[Dataset items]
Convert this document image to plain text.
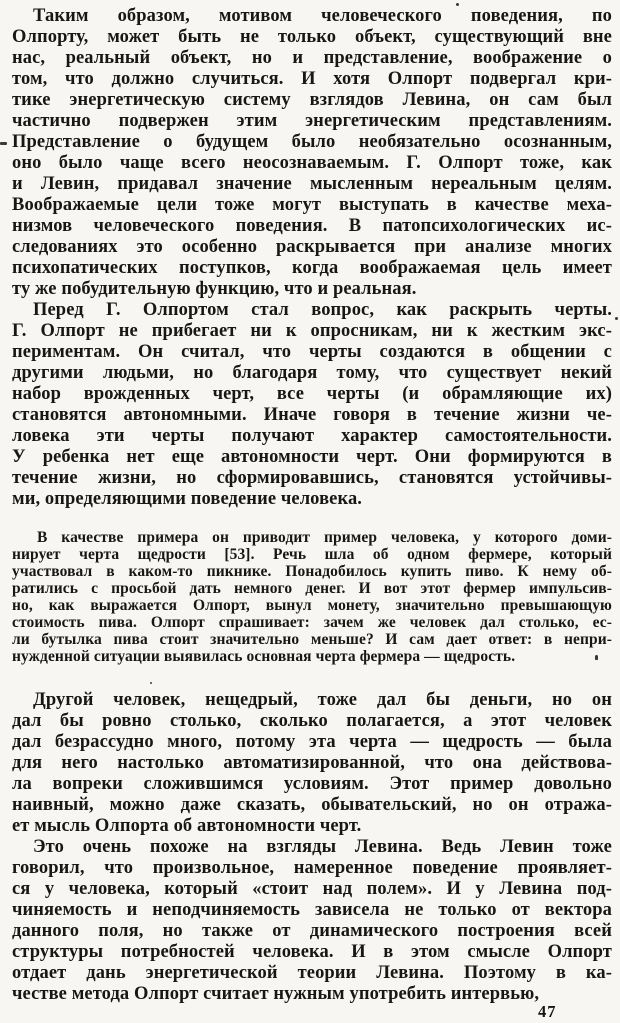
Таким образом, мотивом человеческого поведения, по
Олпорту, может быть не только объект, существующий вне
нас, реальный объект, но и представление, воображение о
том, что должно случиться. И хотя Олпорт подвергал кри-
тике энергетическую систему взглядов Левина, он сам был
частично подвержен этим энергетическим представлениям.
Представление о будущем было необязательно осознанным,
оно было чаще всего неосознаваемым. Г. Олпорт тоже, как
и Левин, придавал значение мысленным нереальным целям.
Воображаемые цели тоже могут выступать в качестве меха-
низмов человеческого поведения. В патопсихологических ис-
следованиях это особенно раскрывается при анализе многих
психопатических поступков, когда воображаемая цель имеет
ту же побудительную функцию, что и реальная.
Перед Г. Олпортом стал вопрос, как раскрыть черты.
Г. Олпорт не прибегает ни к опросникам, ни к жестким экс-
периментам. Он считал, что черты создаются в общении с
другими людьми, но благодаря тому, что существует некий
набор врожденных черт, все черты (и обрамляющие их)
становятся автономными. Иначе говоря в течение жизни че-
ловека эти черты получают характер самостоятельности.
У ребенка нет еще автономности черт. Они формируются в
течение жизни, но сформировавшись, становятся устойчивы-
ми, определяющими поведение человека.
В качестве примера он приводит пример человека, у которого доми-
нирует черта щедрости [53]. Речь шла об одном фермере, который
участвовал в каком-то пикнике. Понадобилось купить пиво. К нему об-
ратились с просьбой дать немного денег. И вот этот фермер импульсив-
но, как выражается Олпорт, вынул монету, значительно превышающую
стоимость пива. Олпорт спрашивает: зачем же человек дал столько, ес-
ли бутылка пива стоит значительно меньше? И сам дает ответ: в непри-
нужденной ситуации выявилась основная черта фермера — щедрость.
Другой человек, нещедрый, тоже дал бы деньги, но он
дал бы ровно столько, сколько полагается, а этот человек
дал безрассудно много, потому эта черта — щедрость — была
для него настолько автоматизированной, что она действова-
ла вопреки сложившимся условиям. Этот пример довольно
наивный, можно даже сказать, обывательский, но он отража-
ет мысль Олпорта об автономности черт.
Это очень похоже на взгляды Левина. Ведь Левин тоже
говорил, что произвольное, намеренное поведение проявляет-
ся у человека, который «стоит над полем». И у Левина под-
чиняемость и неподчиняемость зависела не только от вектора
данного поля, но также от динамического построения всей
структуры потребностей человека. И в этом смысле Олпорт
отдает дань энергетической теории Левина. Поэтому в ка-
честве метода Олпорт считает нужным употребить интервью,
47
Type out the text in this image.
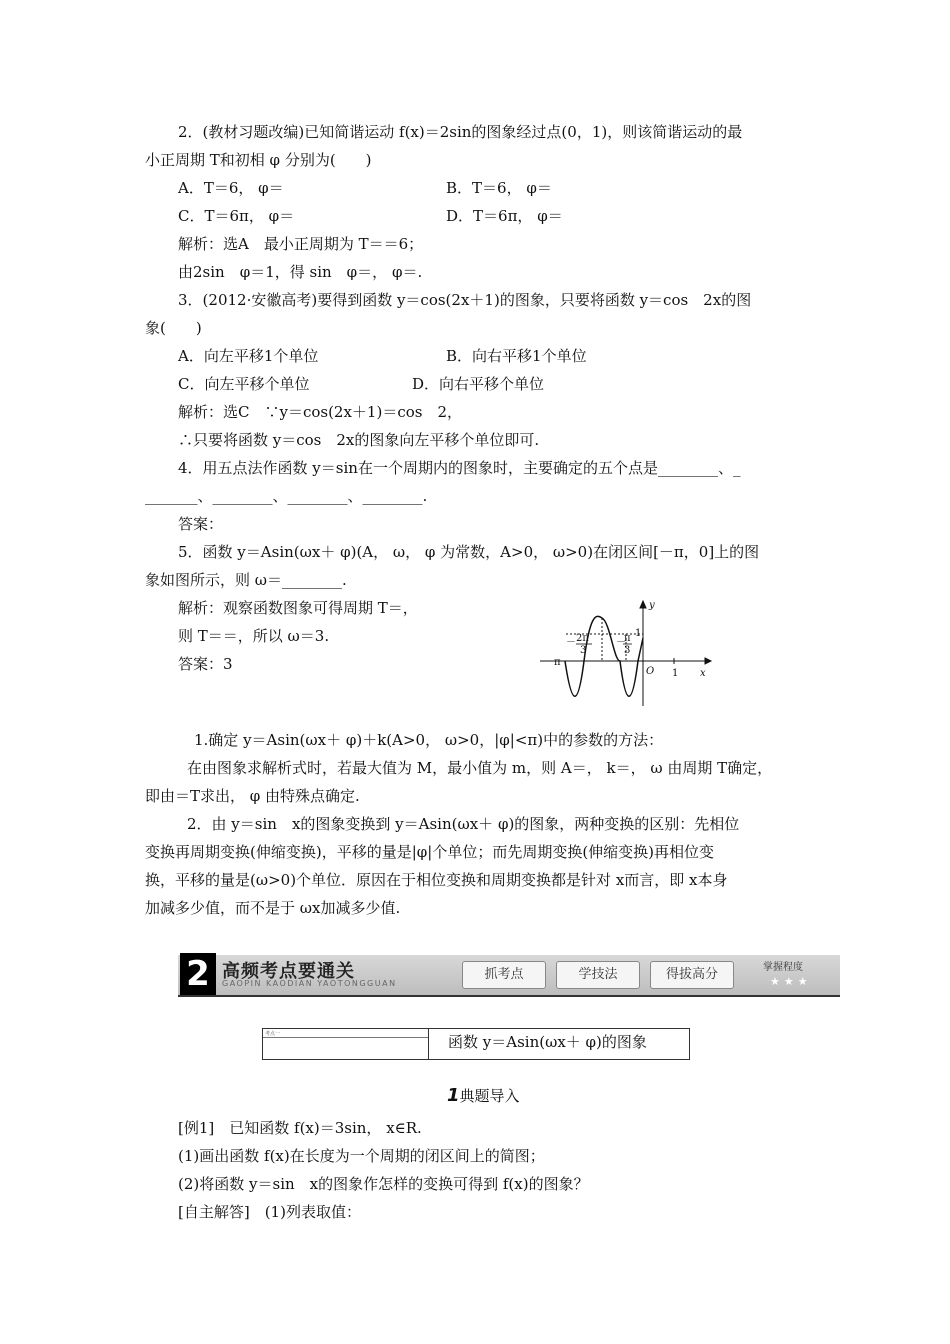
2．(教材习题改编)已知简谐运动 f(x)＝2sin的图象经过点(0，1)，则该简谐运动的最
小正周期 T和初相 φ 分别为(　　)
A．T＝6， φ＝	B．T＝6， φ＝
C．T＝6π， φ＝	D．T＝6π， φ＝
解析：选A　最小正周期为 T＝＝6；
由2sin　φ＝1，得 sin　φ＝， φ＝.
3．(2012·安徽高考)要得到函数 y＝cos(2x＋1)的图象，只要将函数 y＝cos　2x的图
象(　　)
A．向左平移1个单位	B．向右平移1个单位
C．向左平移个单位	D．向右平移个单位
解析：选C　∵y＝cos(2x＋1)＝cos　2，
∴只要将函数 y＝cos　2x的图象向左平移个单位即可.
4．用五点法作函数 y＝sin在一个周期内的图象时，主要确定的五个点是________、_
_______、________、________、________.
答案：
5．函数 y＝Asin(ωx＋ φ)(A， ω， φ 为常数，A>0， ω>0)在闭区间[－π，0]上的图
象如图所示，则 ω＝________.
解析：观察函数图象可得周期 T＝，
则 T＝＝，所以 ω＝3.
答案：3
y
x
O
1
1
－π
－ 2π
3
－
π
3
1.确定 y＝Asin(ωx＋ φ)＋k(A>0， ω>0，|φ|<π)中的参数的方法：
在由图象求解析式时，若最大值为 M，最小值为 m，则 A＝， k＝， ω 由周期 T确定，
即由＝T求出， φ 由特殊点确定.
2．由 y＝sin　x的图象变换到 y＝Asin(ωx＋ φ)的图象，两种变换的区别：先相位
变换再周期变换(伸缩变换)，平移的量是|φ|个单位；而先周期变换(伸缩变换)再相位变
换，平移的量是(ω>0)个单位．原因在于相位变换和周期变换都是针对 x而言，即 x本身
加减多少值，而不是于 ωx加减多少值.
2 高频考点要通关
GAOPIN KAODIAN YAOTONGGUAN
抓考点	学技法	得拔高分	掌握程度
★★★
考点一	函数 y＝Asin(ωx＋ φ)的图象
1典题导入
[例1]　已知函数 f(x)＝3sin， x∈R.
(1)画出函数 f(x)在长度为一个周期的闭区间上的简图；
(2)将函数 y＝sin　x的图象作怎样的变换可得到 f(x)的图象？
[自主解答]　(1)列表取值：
==
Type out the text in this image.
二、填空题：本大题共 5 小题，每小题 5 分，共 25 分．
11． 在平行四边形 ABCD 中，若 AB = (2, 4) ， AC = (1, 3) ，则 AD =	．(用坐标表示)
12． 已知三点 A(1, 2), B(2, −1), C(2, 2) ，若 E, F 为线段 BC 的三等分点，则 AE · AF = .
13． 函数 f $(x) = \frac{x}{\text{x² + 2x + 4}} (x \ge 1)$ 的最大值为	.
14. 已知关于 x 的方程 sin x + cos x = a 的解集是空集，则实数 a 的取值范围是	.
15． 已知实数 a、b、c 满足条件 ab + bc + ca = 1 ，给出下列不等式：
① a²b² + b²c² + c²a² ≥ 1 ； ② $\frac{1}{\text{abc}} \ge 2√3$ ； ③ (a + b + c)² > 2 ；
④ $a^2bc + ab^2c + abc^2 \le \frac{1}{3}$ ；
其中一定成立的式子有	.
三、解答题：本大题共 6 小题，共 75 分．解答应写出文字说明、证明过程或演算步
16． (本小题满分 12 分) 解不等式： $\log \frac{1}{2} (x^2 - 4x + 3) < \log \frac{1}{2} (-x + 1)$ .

Required task: Copy all lines in the listing above where the string "frac" appears.

The solution:
13． 函数 f $(x) = \frac{x}{\text{x² + 2x + 4}} (x \ge 1)$ 的最大值为	.
① a²b² + b²c² + c²a² ≥ 1 ； ② $\frac{1}{\text{abc}} \ge 2√3$ ； ③ (a + b + c)² > 2 ；
④ $a^2bc + ab^2c + abc^2 \le \frac{1}{3}$ ；
16． (本小题满分 12 分) 解不等式： $\log \frac{1}{2} (x^2 - 4x + 3) < \log \frac{1}{2} (-x + 1)$ .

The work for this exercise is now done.